*What you have to do*
All lines from the one with "What's the underlying" to the end need to be copied exactly, with nothing before them.

*Items listed in a dataset*
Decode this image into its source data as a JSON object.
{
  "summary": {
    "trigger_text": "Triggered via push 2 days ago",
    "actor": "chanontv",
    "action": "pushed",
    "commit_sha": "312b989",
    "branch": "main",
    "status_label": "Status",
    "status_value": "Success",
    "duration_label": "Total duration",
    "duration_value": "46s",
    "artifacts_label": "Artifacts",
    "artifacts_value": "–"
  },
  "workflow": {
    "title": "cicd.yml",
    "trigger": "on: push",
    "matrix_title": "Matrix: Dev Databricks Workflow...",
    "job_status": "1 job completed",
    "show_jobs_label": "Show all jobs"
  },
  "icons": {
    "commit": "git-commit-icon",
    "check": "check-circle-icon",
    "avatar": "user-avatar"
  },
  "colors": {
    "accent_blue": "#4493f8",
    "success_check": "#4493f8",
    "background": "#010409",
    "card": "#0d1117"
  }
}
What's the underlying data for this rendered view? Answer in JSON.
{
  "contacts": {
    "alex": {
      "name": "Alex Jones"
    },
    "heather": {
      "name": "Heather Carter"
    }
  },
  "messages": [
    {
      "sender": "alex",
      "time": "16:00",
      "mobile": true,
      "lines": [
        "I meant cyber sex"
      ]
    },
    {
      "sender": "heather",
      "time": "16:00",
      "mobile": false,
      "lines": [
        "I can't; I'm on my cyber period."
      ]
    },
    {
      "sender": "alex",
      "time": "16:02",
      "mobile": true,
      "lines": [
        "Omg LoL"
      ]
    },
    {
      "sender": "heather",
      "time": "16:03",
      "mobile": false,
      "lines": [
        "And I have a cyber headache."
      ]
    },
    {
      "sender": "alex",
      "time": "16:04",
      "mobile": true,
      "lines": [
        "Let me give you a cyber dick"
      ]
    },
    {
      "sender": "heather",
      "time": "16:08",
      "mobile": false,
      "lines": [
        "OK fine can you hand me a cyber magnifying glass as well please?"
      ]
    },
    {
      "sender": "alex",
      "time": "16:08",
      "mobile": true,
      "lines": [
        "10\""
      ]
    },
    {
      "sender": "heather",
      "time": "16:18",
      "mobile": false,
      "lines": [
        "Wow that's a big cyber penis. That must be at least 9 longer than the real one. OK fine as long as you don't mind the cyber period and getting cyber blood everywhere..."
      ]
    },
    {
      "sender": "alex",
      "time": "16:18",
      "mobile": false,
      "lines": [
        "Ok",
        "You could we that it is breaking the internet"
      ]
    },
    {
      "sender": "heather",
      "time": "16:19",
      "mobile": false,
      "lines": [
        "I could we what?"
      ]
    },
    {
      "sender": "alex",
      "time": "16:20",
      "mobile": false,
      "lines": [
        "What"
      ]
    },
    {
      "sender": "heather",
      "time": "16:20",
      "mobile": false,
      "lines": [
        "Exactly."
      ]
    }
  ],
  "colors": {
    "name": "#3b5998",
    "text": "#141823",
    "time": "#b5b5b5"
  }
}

*Answer to the problem*
What's the underlying data for this rendered view? Answer in JSON.
{
  "contacts": {
    "alex": {
      "name": "Alex Jones"
    },
    "heather": {
      "name": "Heather Carter"
    }
  },
  "messages": [
    {
      "sender": "alex",
      "time": "16:00",
      "mobile": true,
      "lines": [
        "I meant cyber sex"
      ]
    },
    {
      "sender": "heather",
      "time": "16:00",
      "mobile": false,
      "lines": [
        "I can't; I'm on my cyber period."
      ]
    },
    {
      "sender": "alex",
      "time": "16:02",
      "mobile": true,
      "lines": [
        "Omg LoL"
      ]
    },
    {
      "sender": "heather",
      "time": "16:03",
      "mobile": false,
      "lines": [
        "And I have a cyber headache."
      ]
    },
    {
      "sender": "alex",
      "time": "16:04",
      "mobile": true,
      "lines": [
        "Let me give you a cyber dick"
      ]
    },
    {
      "sender": "heather",
      "time": "16:08",
      "mobile": false,
      "lines": [
        "OK fine can you hand me a cyber magnifying glass as well please?"
      ]
    },
    {
      "sender": "alex",
      "time": "16:08",
      "mobile": true,
      "lines": [
        "10\""
      ]
    },
    {
      "sender": "heather",
      "time": "16:18",
      "mobile": false,
      "lines": [
        "Wow that's a big cyber penis. That must be at least 9 longer than the real one. OK fine as long as you don't mind the cyber period and getting cyber blood everywhere..."
      ]
    },
    {
      "sender": "alex",
      "time": "16:18",
      "mobile": false,
      "lines": [
        "Ok",
        "You could we that it is breaking the internet"
      ]
    },
    {
      "sender": "heather",
      "time": "16:19",
      "mobile": false,
      "lines": [
        "I could we what?"
      ]
    },
    {
      "sender": "alex",
      "time": "16:20",
      "mobile": false,
      "lines": [
        "What"
      ]
    },
    {
      "sender": "heather",
      "time": "16:20",
      "mobile": false,
      "lines": [
        "Exactly."
      ]
    }
  ],
  "colors": {
    "name": "#3b5998",
    "text": "#141823",
    "time": "#b5b5b5"
  }
}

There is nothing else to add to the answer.